Gather every line from the entries below that includes "tous".
· · · ·
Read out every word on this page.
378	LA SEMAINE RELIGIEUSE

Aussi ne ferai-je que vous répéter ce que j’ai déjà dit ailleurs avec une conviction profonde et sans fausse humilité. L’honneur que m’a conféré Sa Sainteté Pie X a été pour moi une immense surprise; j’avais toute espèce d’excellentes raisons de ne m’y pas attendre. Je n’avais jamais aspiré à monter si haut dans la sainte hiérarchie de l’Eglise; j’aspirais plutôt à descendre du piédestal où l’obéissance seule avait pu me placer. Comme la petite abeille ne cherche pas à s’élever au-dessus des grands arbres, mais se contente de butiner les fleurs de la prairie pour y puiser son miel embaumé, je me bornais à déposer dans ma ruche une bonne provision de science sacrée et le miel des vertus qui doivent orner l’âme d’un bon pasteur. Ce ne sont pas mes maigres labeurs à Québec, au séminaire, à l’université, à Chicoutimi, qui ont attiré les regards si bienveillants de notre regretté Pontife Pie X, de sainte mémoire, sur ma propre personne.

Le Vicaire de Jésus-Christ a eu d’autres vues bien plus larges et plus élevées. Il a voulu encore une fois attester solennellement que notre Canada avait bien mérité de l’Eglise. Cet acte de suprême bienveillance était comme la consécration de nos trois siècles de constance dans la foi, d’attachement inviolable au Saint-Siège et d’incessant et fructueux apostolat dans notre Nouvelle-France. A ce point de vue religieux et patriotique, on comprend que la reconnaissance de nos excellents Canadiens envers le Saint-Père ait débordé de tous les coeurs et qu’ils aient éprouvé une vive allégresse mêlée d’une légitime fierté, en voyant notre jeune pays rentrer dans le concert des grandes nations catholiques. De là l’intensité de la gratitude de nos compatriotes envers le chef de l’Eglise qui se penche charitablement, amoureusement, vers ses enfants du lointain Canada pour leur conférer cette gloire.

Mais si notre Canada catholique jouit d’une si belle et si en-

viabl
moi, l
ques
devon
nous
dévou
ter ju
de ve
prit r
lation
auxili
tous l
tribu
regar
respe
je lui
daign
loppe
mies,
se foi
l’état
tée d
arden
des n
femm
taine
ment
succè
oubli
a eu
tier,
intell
· · · ·
*Response to this task:*
Le Vicaire de Jésus-Christ a eu d’autres vues bien plus larges et plus élevées. Il a voulu encore une fois attester solennellement que notre Canada avait bien mérité de l’Eglise. Cet acte de suprême bienveillance était comme la consécration de nos trois siècles de constance dans la foi, d’attachement inviolable au Saint-Siège et d’incessant et fructueux apostolat dans notre Nouvelle-France. A ce point de vue religieux et patriotique, on comprend que la reconnaissance de nos excellents Canadiens envers le Saint-Père ait débordé de tous les coeurs et qu’ils aient éprouvé une vive allégresse mêlée d’une légitime fierté, en voyant notre jeune pays rentrer dans le concert des grandes nations catholiques. De là l’intensité de la gratitude de nos compatriotes envers le chef de l’Eglise qui se penche charitablement, amoureusement, vers ses enfants du lointain Canada pour leur conférer cette gloire.
tous l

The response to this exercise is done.